WHAT THE TASK REQUIRES: Output all records precisely as written.

[Chart and figure data]
——
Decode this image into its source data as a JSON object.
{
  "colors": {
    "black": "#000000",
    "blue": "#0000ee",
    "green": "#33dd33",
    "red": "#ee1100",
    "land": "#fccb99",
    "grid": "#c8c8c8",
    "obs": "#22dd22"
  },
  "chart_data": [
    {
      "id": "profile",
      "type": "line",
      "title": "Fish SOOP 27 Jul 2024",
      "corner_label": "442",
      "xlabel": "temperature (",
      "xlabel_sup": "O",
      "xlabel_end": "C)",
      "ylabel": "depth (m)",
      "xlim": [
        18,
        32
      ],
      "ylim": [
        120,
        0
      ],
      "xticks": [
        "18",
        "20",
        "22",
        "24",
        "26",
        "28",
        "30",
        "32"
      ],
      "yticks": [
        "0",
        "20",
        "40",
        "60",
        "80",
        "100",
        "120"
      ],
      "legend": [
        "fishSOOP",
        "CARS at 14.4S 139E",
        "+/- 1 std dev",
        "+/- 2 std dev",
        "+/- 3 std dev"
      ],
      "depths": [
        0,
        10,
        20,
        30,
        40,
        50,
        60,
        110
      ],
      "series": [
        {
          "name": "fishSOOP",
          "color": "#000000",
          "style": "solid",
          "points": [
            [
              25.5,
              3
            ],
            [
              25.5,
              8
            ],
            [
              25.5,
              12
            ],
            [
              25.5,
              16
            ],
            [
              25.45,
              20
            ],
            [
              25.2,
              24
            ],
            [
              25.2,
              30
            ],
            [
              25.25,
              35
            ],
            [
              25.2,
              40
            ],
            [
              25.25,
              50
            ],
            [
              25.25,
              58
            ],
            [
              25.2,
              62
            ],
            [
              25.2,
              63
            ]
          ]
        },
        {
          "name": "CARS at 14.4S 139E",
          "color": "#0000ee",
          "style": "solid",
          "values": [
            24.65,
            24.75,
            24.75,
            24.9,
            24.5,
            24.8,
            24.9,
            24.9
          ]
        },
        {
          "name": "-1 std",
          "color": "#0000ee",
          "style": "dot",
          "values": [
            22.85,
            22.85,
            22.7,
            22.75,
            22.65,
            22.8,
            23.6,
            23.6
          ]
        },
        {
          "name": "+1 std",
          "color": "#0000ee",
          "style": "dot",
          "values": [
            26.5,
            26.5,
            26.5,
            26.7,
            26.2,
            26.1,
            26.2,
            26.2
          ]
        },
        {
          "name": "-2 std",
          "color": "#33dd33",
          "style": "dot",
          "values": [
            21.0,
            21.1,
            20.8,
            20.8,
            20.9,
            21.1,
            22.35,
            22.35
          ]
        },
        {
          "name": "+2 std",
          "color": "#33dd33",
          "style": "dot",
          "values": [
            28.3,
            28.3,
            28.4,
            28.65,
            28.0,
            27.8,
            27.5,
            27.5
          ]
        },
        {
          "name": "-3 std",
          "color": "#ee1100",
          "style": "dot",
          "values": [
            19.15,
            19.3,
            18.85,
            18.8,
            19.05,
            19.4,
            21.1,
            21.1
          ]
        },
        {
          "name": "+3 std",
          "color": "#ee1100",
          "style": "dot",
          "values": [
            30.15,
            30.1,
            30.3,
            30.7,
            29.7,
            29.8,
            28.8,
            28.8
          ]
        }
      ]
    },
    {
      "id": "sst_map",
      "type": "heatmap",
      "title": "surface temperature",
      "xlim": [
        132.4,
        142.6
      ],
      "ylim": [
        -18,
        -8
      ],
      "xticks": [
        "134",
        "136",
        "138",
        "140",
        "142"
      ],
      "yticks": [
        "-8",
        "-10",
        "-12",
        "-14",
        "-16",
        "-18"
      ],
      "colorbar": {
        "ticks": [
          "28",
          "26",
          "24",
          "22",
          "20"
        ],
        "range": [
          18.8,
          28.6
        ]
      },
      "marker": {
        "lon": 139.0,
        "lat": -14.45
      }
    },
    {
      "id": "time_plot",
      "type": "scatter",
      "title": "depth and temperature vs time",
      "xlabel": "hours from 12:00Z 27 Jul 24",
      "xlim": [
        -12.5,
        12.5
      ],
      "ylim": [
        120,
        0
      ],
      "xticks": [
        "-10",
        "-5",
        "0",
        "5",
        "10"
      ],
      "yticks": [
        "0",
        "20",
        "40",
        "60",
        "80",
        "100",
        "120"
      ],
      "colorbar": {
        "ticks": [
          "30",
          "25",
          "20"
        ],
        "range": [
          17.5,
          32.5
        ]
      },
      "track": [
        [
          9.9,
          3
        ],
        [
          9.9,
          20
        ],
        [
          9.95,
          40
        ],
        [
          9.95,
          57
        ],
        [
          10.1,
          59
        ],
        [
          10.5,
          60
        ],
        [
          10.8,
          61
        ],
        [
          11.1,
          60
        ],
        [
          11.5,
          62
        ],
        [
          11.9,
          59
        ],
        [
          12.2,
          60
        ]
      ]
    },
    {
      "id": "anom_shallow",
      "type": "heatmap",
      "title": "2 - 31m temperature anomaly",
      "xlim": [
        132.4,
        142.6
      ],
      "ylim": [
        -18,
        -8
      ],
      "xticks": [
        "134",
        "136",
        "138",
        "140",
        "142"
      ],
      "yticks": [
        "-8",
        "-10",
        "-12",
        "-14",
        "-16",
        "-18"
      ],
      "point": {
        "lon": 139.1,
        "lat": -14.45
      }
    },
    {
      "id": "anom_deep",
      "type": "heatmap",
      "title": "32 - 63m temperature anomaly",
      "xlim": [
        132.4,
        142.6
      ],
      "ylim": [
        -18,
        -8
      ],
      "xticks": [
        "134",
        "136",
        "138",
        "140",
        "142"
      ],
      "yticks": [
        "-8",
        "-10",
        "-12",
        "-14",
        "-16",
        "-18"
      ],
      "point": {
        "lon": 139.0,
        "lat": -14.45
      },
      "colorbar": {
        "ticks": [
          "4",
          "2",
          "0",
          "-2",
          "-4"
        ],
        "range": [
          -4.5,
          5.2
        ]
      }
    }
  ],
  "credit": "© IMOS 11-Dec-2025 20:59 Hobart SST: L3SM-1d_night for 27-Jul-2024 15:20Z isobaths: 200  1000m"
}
——
EXERCISE OUTPUT:
Decode this image into its source data as a JSON object.
{
  "colors": {
    "black": "#000000",
    "blue": "#0000ee",
    "green": "#33dd33",
    "red": "#ee1100",
    "land": "#fccb99",
    "grid": "#c8c8c8",
    "obs": "#22dd22"
  },
  "chart_data": [
    {
      "id": "profile",
      "type": "line",
      "title": "Fish SOOP 27 Jul 2024",
      "corner_label": "442",
      "xlabel": "temperature (",
      "xlabel_sup": "O",
      "xlabel_end": "C)",
      "ylabel": "depth (m)",
      "xlim": [
        18,
        32
      ],
      "ylim": [
        120,
        0
      ],
      "xticks": [
        "18",
        "20",
        "22",
        "24",
        "26",
        "28",
        "30",
        "32"
      ],
      "yticks": [
        "0",
        "20",
        "40",
        "60",
        "80",
        "100",
        "120"
      ],
      "legend": [
        "fishSOOP",
        "CARS at 14.4S 139E",
        "+/- 1 std dev",
        "+/- 2 std dev",
        "+/- 3 std dev"
      ],
      "depths": [
        0,
        10,
        20,
        30,
        40,
        50,
        60,
        110
      ],
      "series": [
        {
          "name": "fishSOOP",
          "color": "#000000",
          "style": "solid",
          "points": [
            [
              25.5,
              3
            ],
            [
              25.5,
              8
            ],
            [
              25.5,
              12
            ],
            [
              25.5,
              16
            ],
            [
              25.45,
              20
            ],
            [
              25.2,
              24
            ],
            [
              25.2,
              30
            ],
            [
              25.25,
              35
            ],
            [
              25.2,
              40
            ],
            [
              25.25,
              50
            ],
            [
              25.25,
              58
            ],
            [
              25.2,
              62
            ],
            [
              25.2,
              63
            ]
          ]
        },
        {
          "name": "CARS at 14.4S 139E",
          "color": "#0000ee",
          "style": "solid",
          "values": [
            24.65,
            24.75,
            24.75,
            24.9,
            24.5,
            24.8,
            24.9,
            24.9
          ]
        },
        {
          "name": "-1 std",
          "color": "#0000ee",
          "style": "dot",
          "values": [
            22.85,
            22.85,
            22.7,
            22.75,
            22.65,
            22.8,
            23.6,
            23.6
          ]
        },
        {
          "name": "+1 std",
          "color": "#0000ee",
          "style": "dot",
          "values": [
            26.5,
            26.5,
            26.5,
            26.7,
            26.2,
            26.1,
            26.2,
            26.2
          ]
        },
        {
          "name": "-2 std",
          "color": "#33dd33",
          "style": "dot",
          "values": [
            21.0,
            21.1,
            20.8,
            20.8,
            20.9,
            21.1,
            22.35,
            22.35
          ]
        },
        {
          "name": "+2 std",
          "color": "#33dd33",
          "style": "dot",
          "values": [
            28.3,
            28.3,
            28.4,
            28.65,
            28.0,
            27.8,
            27.5,
            27.5
          ]
        },
        {
          "name": "-3 std",
          "color": "#ee1100",
          "style": "dot",
          "values": [
            19.15,
            19.3,
            18.85,
            18.8,
            19.05,
            19.4,
            21.1,
            21.1
          ]
        },
        {
          "name": "+3 std",
          "color": "#ee1100",
          "style": "dot",
          "values": [
            30.15,
            30.1,
            30.3,
            30.7,
            29.7,
            29.8,
            28.8,
            28.8
          ]
        }
      ]
    },
    {
      "id": "sst_map",
      "type": "heatmap",
      "title": "surface temperature",
      "xlim": [
        132.4,
        142.6
      ],
      "ylim": [
        -18,
        -8
      ],
      "xticks": [
        "134",
        "136",
        "138",
        "140",
        "142"
      ],
      "yticks": [
        "-8",
        "-10",
        "-12",
        "-14",
        "-16",
        "-18"
      ],
      "colorbar": {
        "ticks": [
          "28",
          "26",
          "24",
          "22",
          "20"
        ],
        "range": [
          18.8,
          28.6
        ]
      },
      "marker": {
        "lon": 139.0,
        "lat": -14.45
      }
    },
    {
      "id": "time_plot",
      "type": "scatter",
      "title": "depth and temperature vs time",
      "xlabel": "hours from 12:00Z 27 Jul 24",
      "xlim": [
        -12.5,
        12.5
      ],
      "ylim": [
        120,
        0
      ],
      "xticks": [
        "-10",
        "-5",
        "0",
        "5",
        "10"
      ],
      "yticks": [
        "0",
        "20",
        "40",
        "60",
        "80",
        "100",
        "120"
      ],
      "colorbar": {
        "ticks": [
          "30",
          "25",
          "20"
        ],
        "range": [
          17.5,
          32.5
        ]
      },
      "track": [
        [
          9.9,
          3
        ],
        [
          9.9,
          20
        ],
        [
          9.95,
          40
        ],
        [
          9.95,
          57
        ],
        [
          10.1,
          59
        ],
        [
          10.5,
          60
        ],
        [
          10.8,
          61
        ],
        [
          11.1,
          60
        ],
        [
          11.5,
          62
        ],
        [
          11.9,
          59
        ],
        [
          12.2,
          60
        ]
      ]
    },
    {
      "id": "anom_shallow",
      "type": "heatmap",
      "title": "2 - 31m temperature anomaly",
      "xlim": [
        132.4,
        142.6
      ],
      "ylim": [
        -18,
        -8
      ],
      "xticks": [
        "134",
        "136",
        "138",
        "140",
        "142"
      ],
      "yticks": [
        "-8",
        "-10",
        "-12",
        "-14",
        "-16",
        "-18"
      ],
      "point": {
        "lon": 139.1,
        "lat": -14.45
      }
    },
    {
      "id": "anom_deep",
      "type": "heatmap",
      "title": "32 - 63m temperature anomaly",
      "xlim": [
        132.4,
        142.6
      ],
      "ylim": [
        -18,
        -8
      ],
      "xticks": [
        "134",
        "136",
        "138",
        "140",
        "142"
      ],
      "yticks": [
        "-8",
        "-10",
        "-12",
        "-14",
        "-16",
        "-18"
      ],
      "point": {
        "lon": 139.0,
        "lat": -14.45
      },
      "colorbar": {
        "ticks": [
          "4",
          "2",
          "0",
          "-2",
          "-4"
        ],
        "range": [
          -4.5,
          5.2
        ]
      }
    }
  ],
  "credit": "© IMOS 11-Dec-2025 20:59 Hobart SST: L3SM-1d_night for 27-Jul-2024 15:20Z isobaths: 200  1000m"
}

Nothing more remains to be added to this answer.